Repeat the full listing below verbatim and keep the images out.

[begin Supplied records]

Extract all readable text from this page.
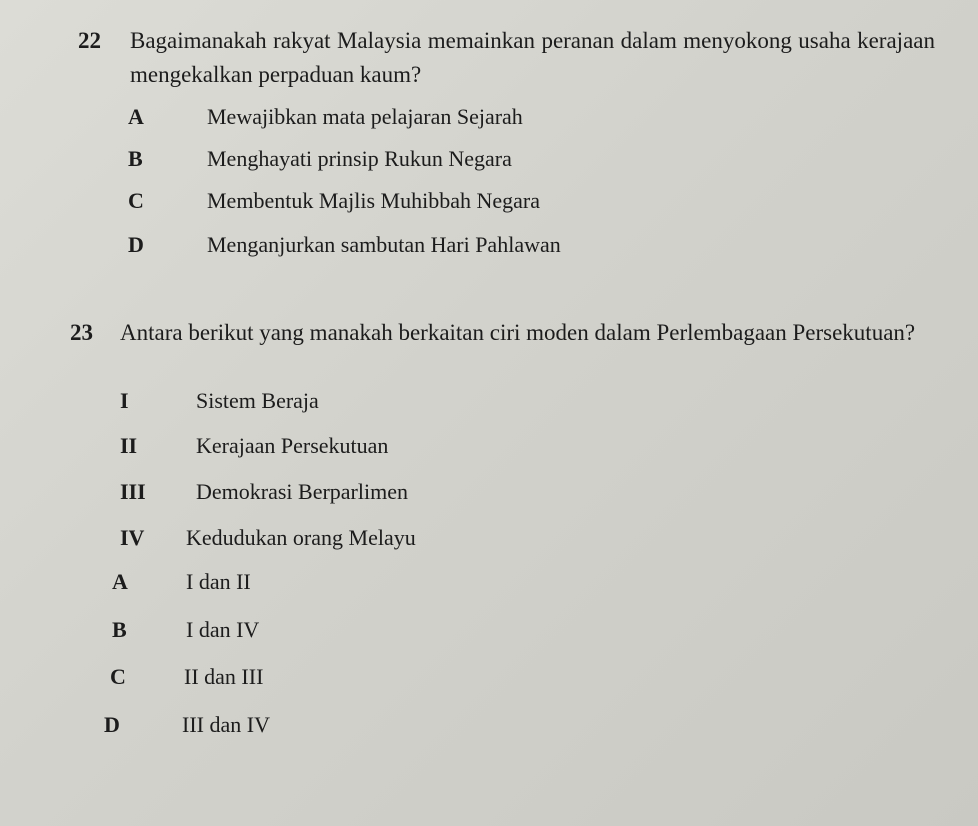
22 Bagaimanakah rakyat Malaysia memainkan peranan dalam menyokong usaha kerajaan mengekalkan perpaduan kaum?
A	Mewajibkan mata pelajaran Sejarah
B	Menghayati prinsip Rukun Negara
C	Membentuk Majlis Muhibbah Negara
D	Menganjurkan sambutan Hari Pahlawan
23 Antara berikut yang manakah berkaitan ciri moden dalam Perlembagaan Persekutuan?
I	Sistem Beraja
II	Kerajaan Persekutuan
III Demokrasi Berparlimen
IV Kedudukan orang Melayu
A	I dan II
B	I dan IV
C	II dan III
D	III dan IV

[end Supplied records]

**Exercise solution**:
Extract all readable text from this page.
22 Bagaimanakah rakyat Malaysia memainkan peranan dalam menyokong usaha kerajaan mengekalkan perpaduan kaum?
A	Mewajibkan mata pelajaran Sejarah
B	Menghayati prinsip Rukun Negara
C	Membentuk Majlis Muhibbah Negara
D	Menganjurkan sambutan Hari Pahlawan
23 Antara berikut yang manakah berkaitan ciri moden dalam Perlembagaan Persekutuan?
I	Sistem Beraja
II	Kerajaan Persekutuan
III Demokrasi Berparlimen
IV Kedudukan orang Melayu
A	I dan II
B	I dan IV
C	II dan III
D	III dan IV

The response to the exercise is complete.